━━━ SOURCE DATA ━━━
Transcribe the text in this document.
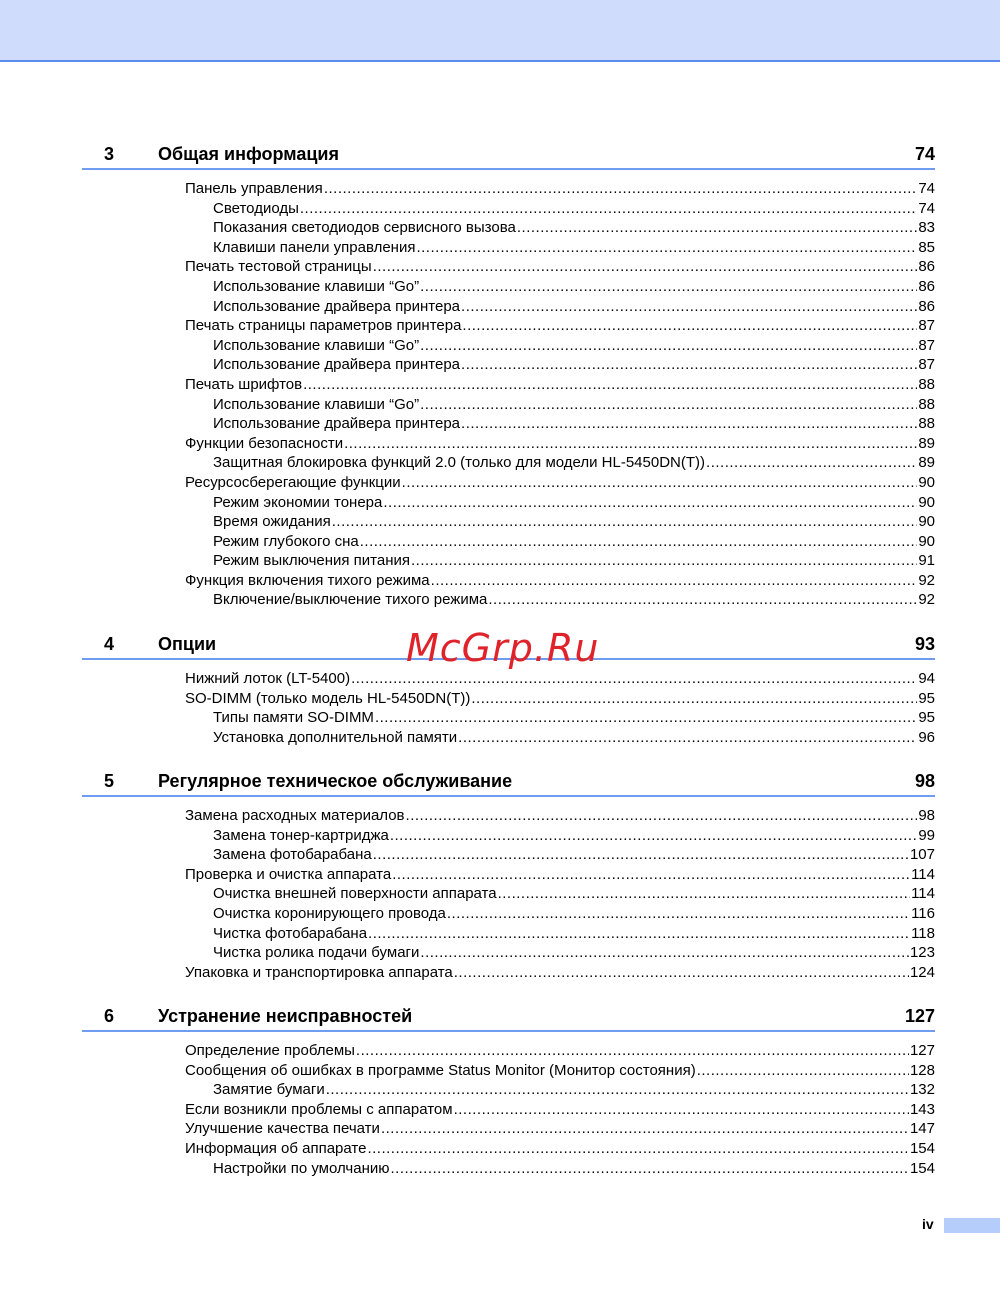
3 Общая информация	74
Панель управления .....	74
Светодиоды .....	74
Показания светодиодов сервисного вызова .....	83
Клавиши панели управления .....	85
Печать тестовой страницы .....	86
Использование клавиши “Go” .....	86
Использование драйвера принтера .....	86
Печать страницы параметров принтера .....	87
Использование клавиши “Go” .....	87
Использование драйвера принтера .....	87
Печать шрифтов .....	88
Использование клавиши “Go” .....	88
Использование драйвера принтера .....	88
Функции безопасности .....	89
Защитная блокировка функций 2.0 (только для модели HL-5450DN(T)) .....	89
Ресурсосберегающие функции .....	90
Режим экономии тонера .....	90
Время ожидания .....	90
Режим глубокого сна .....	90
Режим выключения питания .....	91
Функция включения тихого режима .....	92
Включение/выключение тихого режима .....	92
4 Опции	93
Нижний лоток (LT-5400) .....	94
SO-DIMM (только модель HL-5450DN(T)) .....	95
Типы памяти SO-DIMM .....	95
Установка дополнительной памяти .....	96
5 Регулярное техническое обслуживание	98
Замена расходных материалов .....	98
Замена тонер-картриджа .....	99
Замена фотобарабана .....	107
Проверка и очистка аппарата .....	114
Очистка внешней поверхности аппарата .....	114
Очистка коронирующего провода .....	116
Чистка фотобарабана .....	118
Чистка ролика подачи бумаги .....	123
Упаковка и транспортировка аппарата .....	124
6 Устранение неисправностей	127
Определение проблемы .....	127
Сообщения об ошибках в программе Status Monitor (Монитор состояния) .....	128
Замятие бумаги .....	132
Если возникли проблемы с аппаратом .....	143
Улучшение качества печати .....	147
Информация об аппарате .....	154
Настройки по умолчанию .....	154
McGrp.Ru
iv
━━━
━━━ SOURCE DATA ━━━
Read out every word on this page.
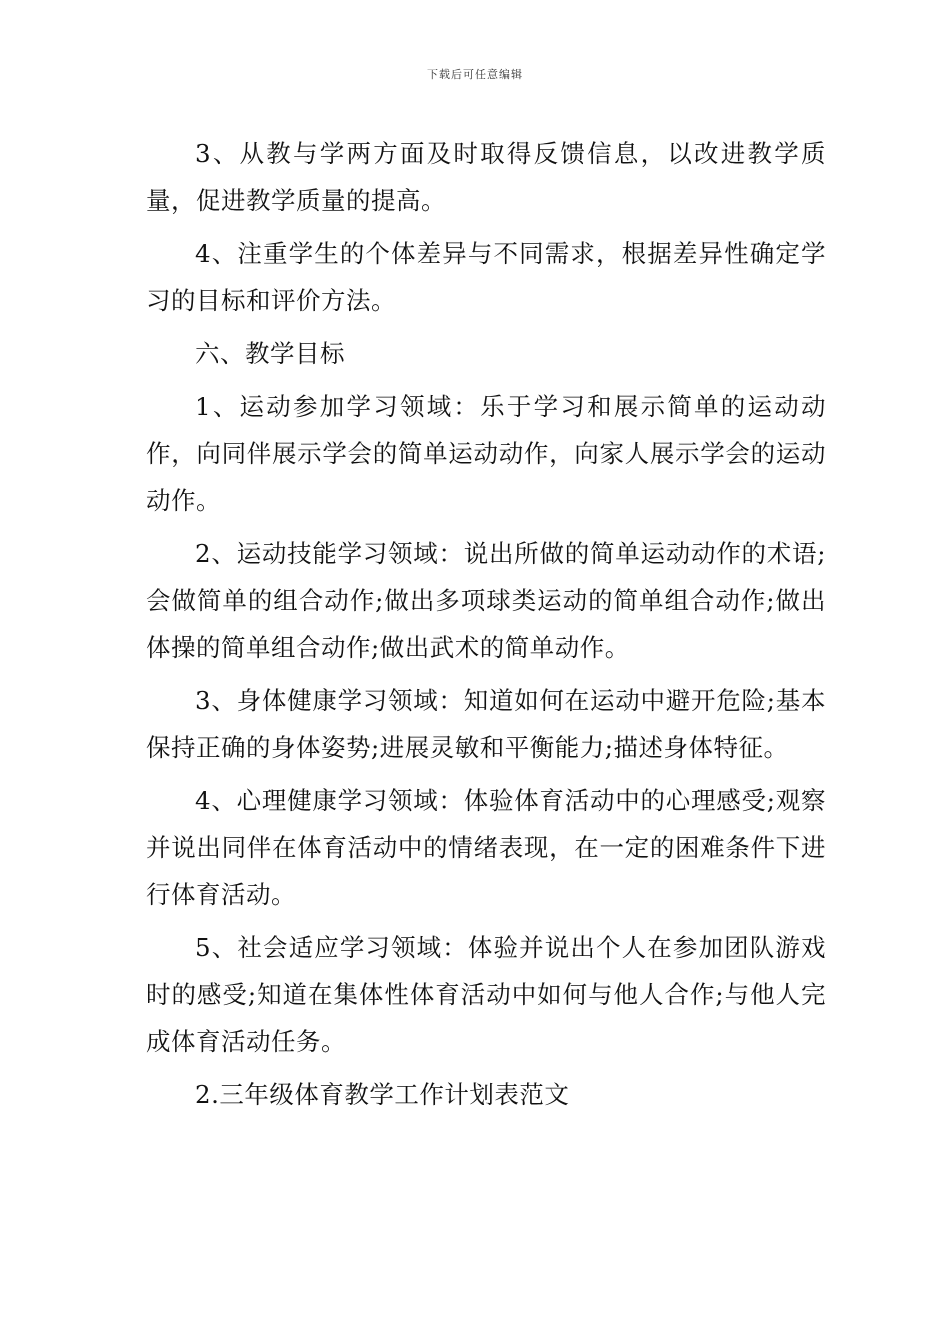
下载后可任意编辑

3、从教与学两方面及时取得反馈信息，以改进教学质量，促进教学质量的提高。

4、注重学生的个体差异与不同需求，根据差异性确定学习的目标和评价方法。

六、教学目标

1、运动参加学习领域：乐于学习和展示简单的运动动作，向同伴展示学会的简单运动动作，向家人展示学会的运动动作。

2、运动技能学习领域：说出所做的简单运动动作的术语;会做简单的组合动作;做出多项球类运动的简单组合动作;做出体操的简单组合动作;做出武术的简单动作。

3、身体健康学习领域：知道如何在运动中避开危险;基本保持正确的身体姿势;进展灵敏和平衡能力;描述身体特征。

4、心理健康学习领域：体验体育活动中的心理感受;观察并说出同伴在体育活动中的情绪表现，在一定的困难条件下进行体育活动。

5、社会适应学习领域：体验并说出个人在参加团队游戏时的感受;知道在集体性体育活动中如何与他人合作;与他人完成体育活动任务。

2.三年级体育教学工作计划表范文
━━━
━━━ SOURCE DATA ━━━
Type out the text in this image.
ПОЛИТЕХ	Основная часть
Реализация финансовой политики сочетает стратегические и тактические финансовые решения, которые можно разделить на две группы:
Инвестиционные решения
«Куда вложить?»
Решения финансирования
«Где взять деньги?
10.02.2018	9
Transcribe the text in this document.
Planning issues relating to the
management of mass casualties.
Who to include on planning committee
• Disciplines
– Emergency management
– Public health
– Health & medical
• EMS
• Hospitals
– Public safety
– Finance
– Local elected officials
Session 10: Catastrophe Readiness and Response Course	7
━━━
*GIVEN EXERCISE:* Gather each line of the records holding the string "принтера".

*WRITTEN RESPONSE:*
Использование драйвера принтера .....	86
Печать страницы параметров принтера .....	87
Использование драйвера принтера .....	87
Использование драйвера принтера .....	88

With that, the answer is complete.